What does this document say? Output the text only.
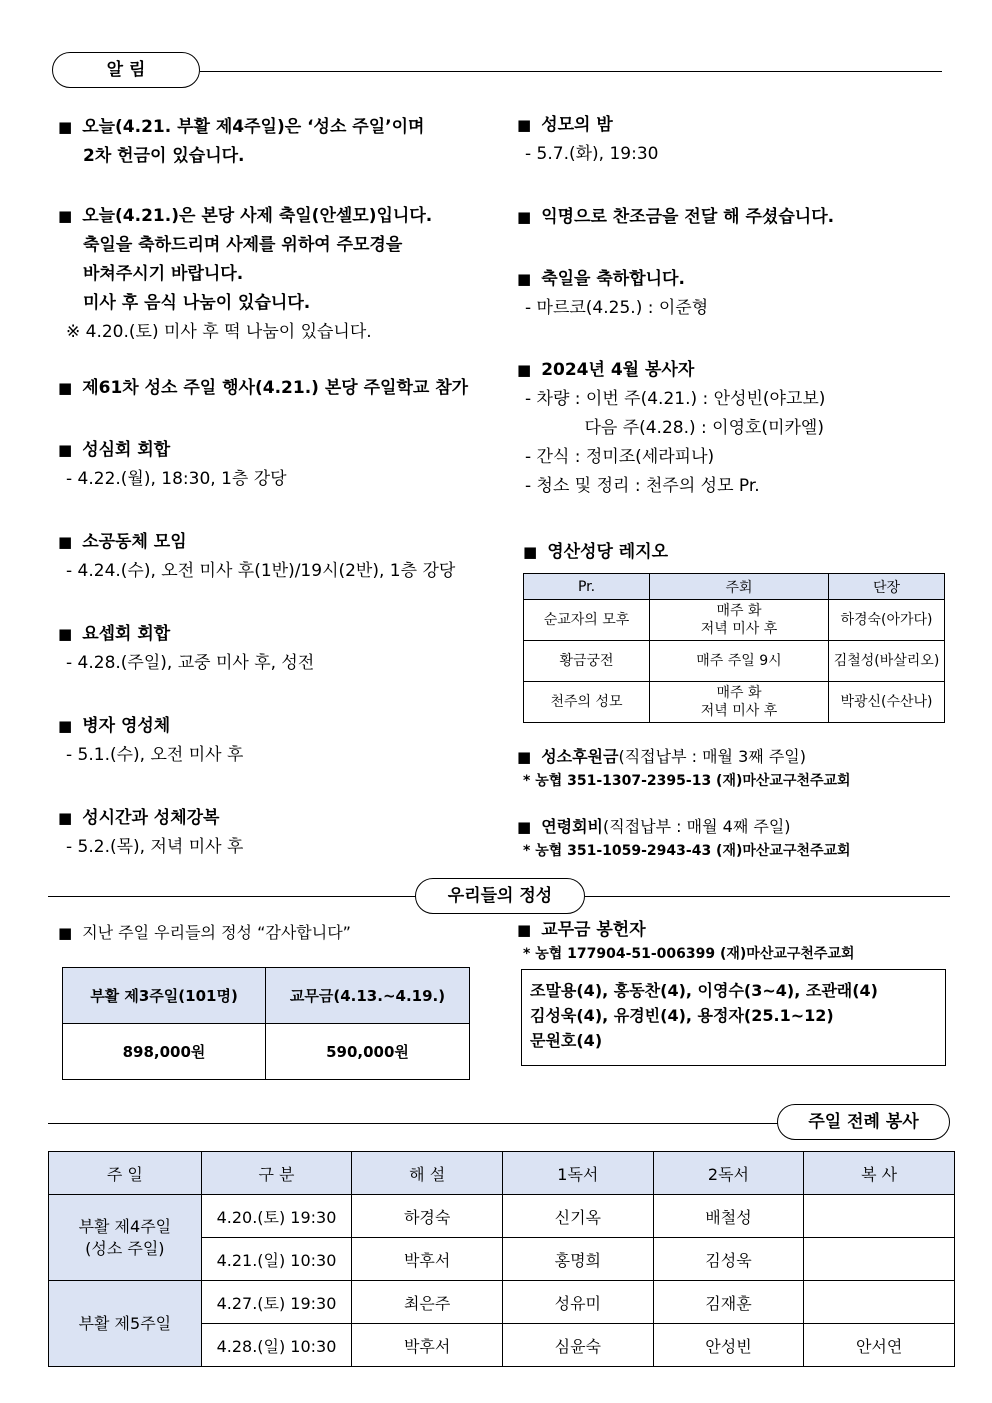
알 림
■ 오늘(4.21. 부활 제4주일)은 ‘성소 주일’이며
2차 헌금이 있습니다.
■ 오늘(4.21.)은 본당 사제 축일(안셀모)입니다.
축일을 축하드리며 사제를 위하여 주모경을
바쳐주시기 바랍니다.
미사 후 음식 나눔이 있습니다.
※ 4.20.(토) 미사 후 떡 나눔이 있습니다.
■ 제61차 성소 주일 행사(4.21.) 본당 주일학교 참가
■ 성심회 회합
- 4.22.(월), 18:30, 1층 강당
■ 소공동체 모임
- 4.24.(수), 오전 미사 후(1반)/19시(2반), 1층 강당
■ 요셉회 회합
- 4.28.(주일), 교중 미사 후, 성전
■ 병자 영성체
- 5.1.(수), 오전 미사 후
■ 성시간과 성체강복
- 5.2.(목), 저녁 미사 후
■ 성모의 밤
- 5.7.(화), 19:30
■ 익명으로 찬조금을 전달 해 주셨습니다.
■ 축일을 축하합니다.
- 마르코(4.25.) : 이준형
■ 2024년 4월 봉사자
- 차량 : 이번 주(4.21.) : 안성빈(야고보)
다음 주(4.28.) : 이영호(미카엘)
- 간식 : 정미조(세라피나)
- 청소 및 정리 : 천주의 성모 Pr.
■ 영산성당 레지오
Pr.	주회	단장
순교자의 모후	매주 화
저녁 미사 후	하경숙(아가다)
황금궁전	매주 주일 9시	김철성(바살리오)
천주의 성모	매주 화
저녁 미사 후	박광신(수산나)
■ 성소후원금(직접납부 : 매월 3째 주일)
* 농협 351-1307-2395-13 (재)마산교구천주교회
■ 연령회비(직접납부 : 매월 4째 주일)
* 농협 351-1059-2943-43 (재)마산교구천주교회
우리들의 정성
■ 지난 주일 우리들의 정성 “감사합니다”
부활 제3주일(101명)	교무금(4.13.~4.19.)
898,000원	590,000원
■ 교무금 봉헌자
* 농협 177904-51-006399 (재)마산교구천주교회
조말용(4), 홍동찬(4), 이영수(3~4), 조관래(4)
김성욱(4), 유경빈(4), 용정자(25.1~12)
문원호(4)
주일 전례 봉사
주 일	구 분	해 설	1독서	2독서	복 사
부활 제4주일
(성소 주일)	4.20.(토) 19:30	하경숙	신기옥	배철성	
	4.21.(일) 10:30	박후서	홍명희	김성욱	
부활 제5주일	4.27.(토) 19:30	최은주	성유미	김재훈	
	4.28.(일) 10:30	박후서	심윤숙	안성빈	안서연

************

▶ [STATED PROBLEM]
Looking at the records above, work out how many lines include the string "있습니다". Give the number and nothing else.

▶ [TASK RESPONSE]
3